Reproduce the whole listing, character for character.

== Extracted information

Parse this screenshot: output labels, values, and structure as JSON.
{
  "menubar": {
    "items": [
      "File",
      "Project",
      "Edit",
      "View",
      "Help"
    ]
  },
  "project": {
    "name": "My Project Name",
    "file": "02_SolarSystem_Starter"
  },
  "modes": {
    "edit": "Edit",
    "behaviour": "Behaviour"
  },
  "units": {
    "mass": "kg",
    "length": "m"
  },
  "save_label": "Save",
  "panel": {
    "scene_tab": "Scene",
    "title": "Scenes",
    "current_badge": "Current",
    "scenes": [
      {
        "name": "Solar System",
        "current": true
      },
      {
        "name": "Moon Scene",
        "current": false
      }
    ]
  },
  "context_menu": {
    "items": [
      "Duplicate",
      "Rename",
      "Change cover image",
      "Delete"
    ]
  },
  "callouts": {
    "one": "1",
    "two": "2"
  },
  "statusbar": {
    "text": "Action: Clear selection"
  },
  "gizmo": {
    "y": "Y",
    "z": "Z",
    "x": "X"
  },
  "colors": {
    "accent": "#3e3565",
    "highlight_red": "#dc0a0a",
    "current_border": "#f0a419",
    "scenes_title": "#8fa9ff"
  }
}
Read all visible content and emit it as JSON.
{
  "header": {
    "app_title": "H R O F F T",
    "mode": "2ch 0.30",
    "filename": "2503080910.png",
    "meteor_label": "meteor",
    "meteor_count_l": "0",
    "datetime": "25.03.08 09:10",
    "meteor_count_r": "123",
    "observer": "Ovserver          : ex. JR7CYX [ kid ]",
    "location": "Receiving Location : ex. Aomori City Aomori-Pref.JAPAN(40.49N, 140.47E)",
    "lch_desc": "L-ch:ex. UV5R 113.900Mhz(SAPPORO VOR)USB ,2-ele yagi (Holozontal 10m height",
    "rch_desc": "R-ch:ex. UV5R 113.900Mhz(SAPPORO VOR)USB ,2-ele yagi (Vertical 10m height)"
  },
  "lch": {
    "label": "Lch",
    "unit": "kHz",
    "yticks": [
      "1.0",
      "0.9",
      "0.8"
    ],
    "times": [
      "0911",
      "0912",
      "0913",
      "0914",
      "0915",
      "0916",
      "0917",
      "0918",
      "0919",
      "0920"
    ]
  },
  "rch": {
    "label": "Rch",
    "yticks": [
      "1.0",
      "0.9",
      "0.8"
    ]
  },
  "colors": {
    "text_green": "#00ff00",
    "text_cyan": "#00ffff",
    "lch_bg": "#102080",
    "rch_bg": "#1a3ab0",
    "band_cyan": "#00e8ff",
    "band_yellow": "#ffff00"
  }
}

====

> [Problem solution]
Parse this screenshot: output labels, values, and structure as JSON.
{
  "menubar": {
    "items": [
      "File",
      "Project",
      "Edit",
      "View",
      "Help"
    ]
  },
  "project": {
    "name": "My Project Name",
    "file": "02_SolarSystem_Starter"
  },
  "modes": {
    "edit": "Edit",
    "behaviour": "Behaviour"
  },
  "units": {
    "mass": "kg",
    "length": "m"
  },
  "save_label": "Save",
  "panel": {
    "scene_tab": "Scene",
    "title": "Scenes",
    "current_badge": "Current",
    "scenes": [
      {
        "name": "Solar System",
        "current": true
      },
      {
        "name": "Moon Scene",
        "current": false
      }
    ]
  },
  "context_menu": {
    "items": [
      "Duplicate",
      "Rename",
      "Change cover image",
      "Delete"
    ]
  },
  "callouts": {
    "one": "1",
    "two": "2"
  },
  "statusbar": {
    "text": "Action: Clear selection"
  },
  "gizmo": {
    "y": "Y",
    "z": "Z",
    "x": "X"
  },
  "colors": {
    "accent": "#3e3565",
    "highlight_red": "#dc0a0a",
    "current_border": "#f0a419",
    "scenes_title": "#8fa9ff"
  }
}
Read all visible content and emit it as JSON.
{
  "header": {
    "app_title": "H R O F F T",
    "mode": "2ch 0.30",
    "filename": "2503080910.png",
    "meteor_label": "meteor",
    "meteor_count_l": "0",
    "datetime": "25.03.08 09:10",
    "meteor_count_r": "123",
    "observer": "Ovserver          : ex. JR7CYX [ kid ]",
    "location": "Receiving Location : ex. Aomori City Aomori-Pref.JAPAN(40.49N, 140.47E)",
    "lch_desc": "L-ch:ex. UV5R 113.900Mhz(SAPPORO VOR)USB ,2-ele yagi (Holozontal 10m height",
    "rch_desc": "R-ch:ex. UV5R 113.900Mhz(SAPPORO VOR)USB ,2-ele yagi (Vertical 10m height)"
  },
  "lch": {
    "label": "Lch",
    "unit": "kHz",
    "yticks": [
      "1.0",
      "0.9",
      "0.8"
    ],
    "times": [
      "0911",
      "0912",
      "0913",
      "0914",
      "0915",
      "0916",
      "0917",
      "0918",
      "0919",
      "0920"
    ]
  },
  "rch": {
    "label": "Rch",
    "yticks": [
      "1.0",
      "0.9",
      "0.8"
    ]
  },
  "colors": {
    "text_green": "#00ff00",
    "text_cyan": "#00ffff",
    "lch_bg": "#102080",
    "rch_bg": "#1a3ab0",
    "band_cyan": "#00e8ff",
    "band_yellow": "#ffff00"
  }
}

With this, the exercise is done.